[EXERCISE TASK]
Reproduce every entry exactly as shown.

###

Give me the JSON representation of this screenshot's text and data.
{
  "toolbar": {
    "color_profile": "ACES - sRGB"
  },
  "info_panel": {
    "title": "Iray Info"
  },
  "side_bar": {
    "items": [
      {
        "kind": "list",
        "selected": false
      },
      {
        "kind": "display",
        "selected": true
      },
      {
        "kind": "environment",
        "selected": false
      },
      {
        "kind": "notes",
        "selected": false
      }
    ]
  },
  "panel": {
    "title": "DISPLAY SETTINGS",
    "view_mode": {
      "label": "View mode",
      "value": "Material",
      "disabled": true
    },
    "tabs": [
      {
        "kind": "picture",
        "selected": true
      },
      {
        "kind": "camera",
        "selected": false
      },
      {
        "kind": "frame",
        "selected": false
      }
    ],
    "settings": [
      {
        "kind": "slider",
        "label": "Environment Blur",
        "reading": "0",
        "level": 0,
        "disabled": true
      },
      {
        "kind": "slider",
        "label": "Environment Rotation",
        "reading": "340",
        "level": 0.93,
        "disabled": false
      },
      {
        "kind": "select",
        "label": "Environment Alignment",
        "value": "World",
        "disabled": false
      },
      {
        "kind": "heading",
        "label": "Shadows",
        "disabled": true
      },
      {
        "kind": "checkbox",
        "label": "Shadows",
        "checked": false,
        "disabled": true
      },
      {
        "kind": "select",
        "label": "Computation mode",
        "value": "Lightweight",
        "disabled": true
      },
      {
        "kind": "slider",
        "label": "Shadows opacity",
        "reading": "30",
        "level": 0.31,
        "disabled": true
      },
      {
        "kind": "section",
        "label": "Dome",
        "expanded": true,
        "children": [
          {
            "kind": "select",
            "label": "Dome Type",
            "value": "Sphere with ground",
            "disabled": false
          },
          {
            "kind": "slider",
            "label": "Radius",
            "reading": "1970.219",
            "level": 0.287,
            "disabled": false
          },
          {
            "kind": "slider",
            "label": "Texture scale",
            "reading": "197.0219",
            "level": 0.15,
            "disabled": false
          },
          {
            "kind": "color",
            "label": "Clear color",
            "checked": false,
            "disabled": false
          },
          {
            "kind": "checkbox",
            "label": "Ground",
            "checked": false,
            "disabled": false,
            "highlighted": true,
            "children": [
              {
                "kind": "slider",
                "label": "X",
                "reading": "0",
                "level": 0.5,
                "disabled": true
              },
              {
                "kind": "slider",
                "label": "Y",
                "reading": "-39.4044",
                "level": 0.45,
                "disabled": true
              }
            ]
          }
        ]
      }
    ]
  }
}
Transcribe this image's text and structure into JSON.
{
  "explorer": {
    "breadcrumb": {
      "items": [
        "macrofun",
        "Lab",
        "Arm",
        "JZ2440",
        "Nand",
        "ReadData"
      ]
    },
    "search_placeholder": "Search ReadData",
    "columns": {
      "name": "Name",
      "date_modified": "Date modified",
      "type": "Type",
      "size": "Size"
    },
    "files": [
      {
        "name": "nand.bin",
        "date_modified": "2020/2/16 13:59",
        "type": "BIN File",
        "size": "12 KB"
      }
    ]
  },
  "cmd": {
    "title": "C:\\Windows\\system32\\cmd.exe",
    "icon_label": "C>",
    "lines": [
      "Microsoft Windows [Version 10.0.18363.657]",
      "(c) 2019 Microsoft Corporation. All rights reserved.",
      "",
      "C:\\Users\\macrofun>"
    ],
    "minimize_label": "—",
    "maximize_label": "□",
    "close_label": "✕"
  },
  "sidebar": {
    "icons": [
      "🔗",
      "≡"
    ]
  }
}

###

[CORRECT RESPONSE]
Give me the JSON representation of this screenshot's text and data.
{
  "toolbar": {
    "color_profile": "ACES - sRGB"
  },
  "info_panel": {
    "title": "Iray Info"
  },
  "side_bar": {
    "items": [
      {
        "kind": "list",
        "selected": false
      },
      {
        "kind": "display",
        "selected": true
      },
      {
        "kind": "environment",
        "selected": false
      },
      {
        "kind": "notes",
        "selected": false
      }
    ]
  },
  "panel": {
    "title": "DISPLAY SETTINGS",
    "view_mode": {
      "label": "View mode",
      "value": "Material",
      "disabled": true
    },
    "tabs": [
      {
        "kind": "picture",
        "selected": true
      },
      {
        "kind": "camera",
        "selected": false
      },
      {
        "kind": "frame",
        "selected": false
      }
    ],
    "settings": [
      {
        "kind": "slider",
        "label": "Environment Blur",
        "reading": "0",
        "level": 0,
        "disabled": true
      },
      {
        "kind": "slider",
        "label": "Environment Rotation",
        "reading": "340",
        "level": 0.93,
        "disabled": false
      },
      {
        "kind": "select",
        "label": "Environment Alignment",
        "value": "World",
        "disabled": false
      },
      {
        "kind": "heading",
        "label": "Shadows",
        "disabled": true
      },
      {
        "kind": "checkbox",
        "label": "Shadows",
        "checked": false,
        "disabled": true
      },
      {
        "kind": "select",
        "label": "Computation mode",
        "value": "Lightweight",
        "disabled": true
      },
      {
        "kind": "slider",
        "label": "Shadows opacity",
        "reading": "30",
        "level": 0.31,
        "disabled": true
      },
      {
        "kind": "section",
        "label": "Dome",
        "expanded": true,
        "children": [
          {
            "kind": "select",
            "label": "Dome Type",
            "value": "Sphere with ground",
            "disabled": false
          },
          {
            "kind": "slider",
            "label": "Radius",
            "reading": "1970.219",
            "level": 0.287,
            "disabled": false
          },
          {
            "kind": "slider",
            "label": "Texture scale",
            "reading": "197.0219",
            "level": 0.15,
            "disabled": false
          },
          {
            "kind": "color",
            "label": "Clear color",
            "checked": false,
            "disabled": false
          },
          {
            "kind": "checkbox",
            "label": "Ground",
            "checked": false,
            "disabled": false,
            "highlighted": true,
            "children": [
              {
                "kind": "slider",
                "label": "X",
                "reading": "0",
                "level": 0.5,
                "disabled": true
              },
              {
                "kind": "slider",
                "label": "Y",
                "reading": "-39.4044",
                "level": 0.45,
                "disabled": true
              }
            ]
          }
        ]
      }
    ]
  }
}
Transcribe this image's text and structure into JSON.
{
  "explorer": {
    "breadcrumb": {
      "items": [
        "macrofun",
        "Lab",
        "Arm",
        "JZ2440",
        "Nand",
        "ReadData"
      ]
    },
    "search_placeholder": "Search ReadData",
    "columns": {
      "name": "Name",
      "date_modified": "Date modified",
      "type": "Type",
      "size": "Size"
    },
    "files": [
      {
        "name": "nand.bin",
        "date_modified": "2020/2/16 13:59",
        "type": "BIN File",
        "size": "12 KB"
      }
    ]
  },
  "cmd": {
    "title": "C:\\Windows\\system32\\cmd.exe",
    "icon_label": "C>",
    "lines": [
      "Microsoft Windows [Version 10.0.18363.657]",
      "(c) 2019 Microsoft Corporation. All rights reserved.",
      "",
      "C:\\Users\\macrofun>"
    ],
    "minimize_label": "—",
    "maximize_label": "□",
    "close_label": "✕"
  },
  "sidebar": {
    "icons": [
      "🔗",
      "≡"
    ]
  }
}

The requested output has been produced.